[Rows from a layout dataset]
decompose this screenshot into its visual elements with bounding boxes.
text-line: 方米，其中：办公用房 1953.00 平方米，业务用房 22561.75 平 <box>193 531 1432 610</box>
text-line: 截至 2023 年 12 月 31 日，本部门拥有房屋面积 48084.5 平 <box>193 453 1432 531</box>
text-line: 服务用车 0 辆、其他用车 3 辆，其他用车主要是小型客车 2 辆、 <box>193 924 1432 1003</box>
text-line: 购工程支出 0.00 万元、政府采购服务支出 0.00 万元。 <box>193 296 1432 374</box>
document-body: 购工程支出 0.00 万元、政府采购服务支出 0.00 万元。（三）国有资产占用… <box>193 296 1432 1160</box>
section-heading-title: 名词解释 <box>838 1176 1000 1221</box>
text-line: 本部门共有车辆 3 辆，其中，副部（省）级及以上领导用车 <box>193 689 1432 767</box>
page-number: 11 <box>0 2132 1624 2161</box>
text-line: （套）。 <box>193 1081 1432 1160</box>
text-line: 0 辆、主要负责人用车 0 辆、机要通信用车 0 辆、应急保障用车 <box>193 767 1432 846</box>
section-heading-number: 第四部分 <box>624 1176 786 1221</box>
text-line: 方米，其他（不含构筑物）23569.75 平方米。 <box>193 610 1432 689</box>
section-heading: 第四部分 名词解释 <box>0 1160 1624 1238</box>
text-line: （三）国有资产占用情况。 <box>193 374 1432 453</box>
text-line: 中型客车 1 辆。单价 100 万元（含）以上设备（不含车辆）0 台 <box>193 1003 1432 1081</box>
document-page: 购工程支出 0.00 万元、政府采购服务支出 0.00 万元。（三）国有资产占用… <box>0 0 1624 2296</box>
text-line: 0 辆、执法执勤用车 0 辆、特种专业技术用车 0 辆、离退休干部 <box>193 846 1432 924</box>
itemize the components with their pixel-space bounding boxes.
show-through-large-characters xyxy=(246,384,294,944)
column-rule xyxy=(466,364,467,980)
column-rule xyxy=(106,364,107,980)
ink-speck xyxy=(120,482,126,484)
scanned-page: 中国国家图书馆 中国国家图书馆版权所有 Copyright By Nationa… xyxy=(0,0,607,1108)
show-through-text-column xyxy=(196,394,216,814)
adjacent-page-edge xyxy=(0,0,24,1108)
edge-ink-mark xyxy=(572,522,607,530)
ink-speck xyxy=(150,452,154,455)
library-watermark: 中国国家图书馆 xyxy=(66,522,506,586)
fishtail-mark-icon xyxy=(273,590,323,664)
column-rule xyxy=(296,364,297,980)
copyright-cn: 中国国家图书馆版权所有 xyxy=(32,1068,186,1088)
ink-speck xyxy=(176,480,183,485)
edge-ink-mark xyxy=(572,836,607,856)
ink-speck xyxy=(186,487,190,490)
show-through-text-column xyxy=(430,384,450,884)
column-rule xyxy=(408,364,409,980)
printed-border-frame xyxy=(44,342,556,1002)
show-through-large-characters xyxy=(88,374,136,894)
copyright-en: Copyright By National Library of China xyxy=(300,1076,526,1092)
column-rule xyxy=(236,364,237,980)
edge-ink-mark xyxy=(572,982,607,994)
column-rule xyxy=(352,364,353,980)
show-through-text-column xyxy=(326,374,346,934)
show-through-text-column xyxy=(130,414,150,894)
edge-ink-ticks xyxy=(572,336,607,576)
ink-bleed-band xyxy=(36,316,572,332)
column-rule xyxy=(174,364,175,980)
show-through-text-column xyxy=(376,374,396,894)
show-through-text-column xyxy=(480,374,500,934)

> **WHAT TO WORK ON**:
Can you rewrite the stretch of the listing from its start through the line containing "edge-ink-mark xyxy=(572,522,607,530)", replacing "text-line" with "text-row" and keeping everything else unchanged?

> **ANSWER TO THIS TASK**:
decompose this screenshot into its visual elements with bounding boxes.
text-row: 方米，其中：办公用房 1953.00 平方米，业务用房 22561.75 平 <box>193 531 1432 610</box>
text-row: 截至 2023 年 12 月 31 日，本部门拥有房屋面积 48084.5 平 <box>193 453 1432 531</box>
text-row: 服务用车 0 辆、其他用车 3 辆，其他用车主要是小型客车 2 辆、 <box>193 924 1432 1003</box>
text-row: 购工程支出 0.00 万元、政府采购服务支出 0.00 万元。 <box>193 296 1432 374</box>
document-body: 购工程支出 0.00 万元、政府采购服务支出 0.00 万元。（三）国有资产占用… <box>193 296 1432 1160</box>
section-heading-title: 名词解释 <box>838 1176 1000 1221</box>
text-row: 本部门共有车辆 3 辆，其中，副部（省）级及以上领导用车 <box>193 689 1432 767</box>
page-number: 11 <box>0 2132 1624 2161</box>
text-row: （套）。 <box>193 1081 1432 1160</box>
text-row: 0 辆、主要负责人用车 0 辆、机要通信用车 0 辆、应急保障用车 <box>193 767 1432 846</box>
section-heading-number: 第四部分 <box>624 1176 786 1221</box>
text-row: 方米，其他（不含构筑物）23569.75 平方米。 <box>193 610 1432 689</box>
section-heading: 第四部分 名词解释 <box>0 1160 1624 1238</box>
text-row: （三）国有资产占用情况。 <box>193 374 1432 453</box>
text-row: 中型客车 1 辆。单价 100 万元（含）以上设备（不含车辆）0 台 <box>193 1003 1432 1081</box>
document-page: 购工程支出 0.00 万元、政府采购服务支出 0.00 万元。（三）国有资产占用… <box>0 0 1624 2296</box>
text-row: 0 辆、执法执勤用车 0 辆、特种专业技术用车 0 辆、离退休干部 <box>193 846 1432 924</box>
itemize the components with their pixel-space bounding boxes.
show-through-large-characters xyxy=(246,384,294,944)
column-rule xyxy=(466,364,467,980)
column-rule xyxy=(106,364,107,980)
ink-speck xyxy=(120,482,126,484)
scanned-page: 中国国家图书馆 中国国家图书馆版权所有 Copyright By Nationa… xyxy=(0,0,607,1108)
show-through-text-column xyxy=(196,394,216,814)
adjacent-page-edge xyxy=(0,0,24,1108)
edge-ink-mark xyxy=(572,522,607,530)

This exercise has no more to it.